__Task requirements__
Omit all pictures and give the records below again exactly as written.

[Dataset entries on figures]
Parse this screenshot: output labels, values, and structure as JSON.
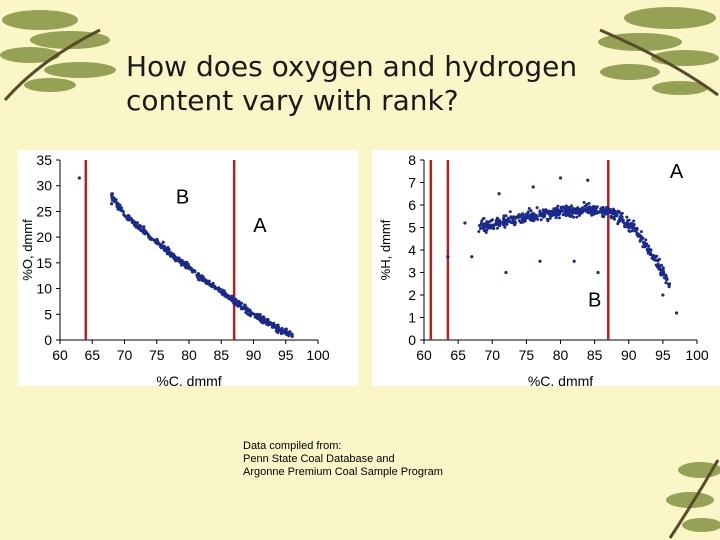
{
  "slide": {
    "title": "How does oxygen and hydrogen content vary with rank?",
    "source_note": [
      "Data compiled from:",
      "Penn State Coal Database and",
      "Argonne Premium Coal Sample Program"
    ]
  },
  "colors": {
    "background": "#fbf6c8",
    "pine_branch": "#8a9a4a",
    "points": "#1a2a8c",
    "rank_lines": "#b22222"
  },
  "chart_data": [
    {
      "type": "scatter",
      "title": "",
      "xlabel": "%C, dmmf",
      "ylabel": "%O, dmmf",
      "xlim": [
        60,
        100
      ],
      "ylim": [
        0,
        35
      ],
      "xticks": [
        60,
        65,
        70,
        75,
        80,
        85,
        90,
        95,
        100
      ],
      "yticks": [
        0,
        5,
        10,
        15,
        20,
        25,
        30,
        35
      ],
      "grid": false,
      "rank_lines_x": [
        64,
        87
      ],
      "annotations": [
        {
          "text": "B",
          "x": 79,
          "y": 26.5
        },
        {
          "text": "A",
          "x": 91,
          "y": 21
        }
      ],
      "trend": {
        "description": "dense band decreasing",
        "points": [
          [
            68,
            28
          ],
          [
            70,
            24.5
          ],
          [
            74,
            20
          ],
          [
            78,
            16
          ],
          [
            82,
            12
          ],
          [
            86,
            8.5
          ],
          [
            90,
            5
          ],
          [
            94,
            2
          ],
          [
            96,
            1
          ]
        ]
      },
      "outliers": [
        [
          63,
          31.5
        ],
        [
          68,
          26.5
        ],
        [
          69,
          25.5
        ],
        [
          73,
          22
        ],
        [
          76,
          19
        ],
        [
          95,
          1.5
        ],
        [
          96,
          0.7
        ]
      ]
    },
    {
      "type": "scatter",
      "title": "",
      "xlabel": "%C, dmmf",
      "ylabel": "%H, dmmf",
      "xlim": [
        60,
        100
      ],
      "ylim": [
        0,
        8
      ],
      "xticks": [
        60,
        65,
        70,
        75,
        80,
        85,
        90,
        95,
        100
      ],
      "yticks": [
        0,
        1,
        2,
        3,
        4,
        5,
        6,
        7,
        8
      ],
      "grid": false,
      "rank_lines_x": [
        61,
        63.5,
        87
      ],
      "annotations": [
        {
          "text": "A",
          "x": 97,
          "y": 7.2
        },
        {
          "text": "B",
          "x": 85,
          "y": 1.5
        }
      ],
      "trend": {
        "description": "cloud near 5-6 declining above 90",
        "points": [
          [
            68,
            5
          ],
          [
            72,
            5.3
          ],
          [
            76,
            5.5
          ],
          [
            80,
            5.7
          ],
          [
            84,
            5.8
          ],
          [
            87,
            5.7
          ],
          [
            89,
            5.4
          ],
          [
            91,
            4.9
          ],
          [
            93,
            4
          ],
          [
            95,
            3
          ],
          [
            96,
            2.3
          ]
        ]
      },
      "outliers": [
        [
          63.5,
          3.7
        ],
        [
          66,
          5.2
        ],
        [
          67,
          3.7
        ],
        [
          71,
          6.5
        ],
        [
          72,
          3
        ],
        [
          76,
          6.8
        ],
        [
          77,
          3.5
        ],
        [
          80,
          7.2
        ],
        [
          82,
          3.5
        ],
        [
          84,
          7.1
        ],
        [
          85.5,
          3
        ],
        [
          95,
          2
        ],
        [
          97,
          1.2
        ]
      ]
    }
  ]
}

__Full output__
Parse this screenshot: output labels, values, and structure as JSON.
{
  "slide": {
    "title": "How does oxygen and hydrogen content vary with rank?",
    "source_note": [
      "Data compiled from:",
      "Penn State Coal Database and",
      "Argonne Premium Coal Sample Program"
    ]
  },
  "colors": {
    "background": "#fbf6c8",
    "pine_branch": "#8a9a4a",
    "points": "#1a2a8c",
    "rank_lines": "#b22222"
  },
  "chart_data": [
    {
      "type": "scatter",
      "title": "",
      "xlabel": "%C, dmmf",
      "ylabel": "%O, dmmf",
      "xlim": [
        60,
        100
      ],
      "ylim": [
        0,
        35
      ],
      "xticks": [
        60,
        65,
        70,
        75,
        80,
        85,
        90,
        95,
        100
      ],
      "yticks": [
        0,
        5,
        10,
        15,
        20,
        25,
        30,
        35
      ],
      "grid": false,
      "rank_lines_x": [
        64,
        87
      ],
      "annotations": [
        {
          "text": "B",
          "x": 79,
          "y": 26.5
        },
        {
          "text": "A",
          "x": 91,
          "y": 21
        }
      ],
      "trend": {
        "description": "dense band decreasing",
        "points": [
          [
            68,
            28
          ],
          [
            70,
            24.5
          ],
          [
            74,
            20
          ],
          [
            78,
            16
          ],
          [
            82,
            12
          ],
          [
            86,
            8.5
          ],
          [
            90,
            5
          ],
          [
            94,
            2
          ],
          [
            96,
            1
          ]
        ]
      },
      "outliers": [
        [
          63,
          31.5
        ],
        [
          68,
          26.5
        ],
        [
          69,
          25.5
        ],
        [
          73,
          22
        ],
        [
          76,
          19
        ],
        [
          95,
          1.5
        ],
        [
          96,
          0.7
        ]
      ]
    },
    {
      "type": "scatter",
      "title": "",
      "xlabel": "%C, dmmf",
      "ylabel": "%H, dmmf",
      "xlim": [
        60,
        100
      ],
      "ylim": [
        0,
        8
      ],
      "xticks": [
        60,
        65,
        70,
        75,
        80,
        85,
        90,
        95,
        100
      ],
      "yticks": [
        0,
        1,
        2,
        3,
        4,
        5,
        6,
        7,
        8
      ],
      "grid": false,
      "rank_lines_x": [
        61,
        63.5,
        87
      ],
      "annotations": [
        {
          "text": "A",
          "x": 97,
          "y": 7.2
        },
        {
          "text": "B",
          "x": 85,
          "y": 1.5
        }
      ],
      "trend": {
        "description": "cloud near 5-6 declining above 90",
        "points": [
          [
            68,
            5
          ],
          [
            72,
            5.3
          ],
          [
            76,
            5.5
          ],
          [
            80,
            5.7
          ],
          [
            84,
            5.8
          ],
          [
            87,
            5.7
          ],
          [
            89,
            5.4
          ],
          [
            91,
            4.9
          ],
          [
            93,
            4
          ],
          [
            95,
            3
          ],
          [
            96,
            2.3
          ]
        ]
      },
      "outliers": [
        [
          63.5,
          3.7
        ],
        [
          66,
          5.2
        ],
        [
          67,
          3.7
        ],
        [
          71,
          6.5
        ],
        [
          72,
          3
        ],
        [
          76,
          6.8
        ],
        [
          77,
          3.5
        ],
        [
          80,
          7.2
        ],
        [
          82,
          3.5
        ],
        [
          84,
          7.1
        ],
        [
          85.5,
          3
        ],
        [
          95,
          2
        ],
        [
          97,
          1.2
        ]
      ]
    }
  ]
}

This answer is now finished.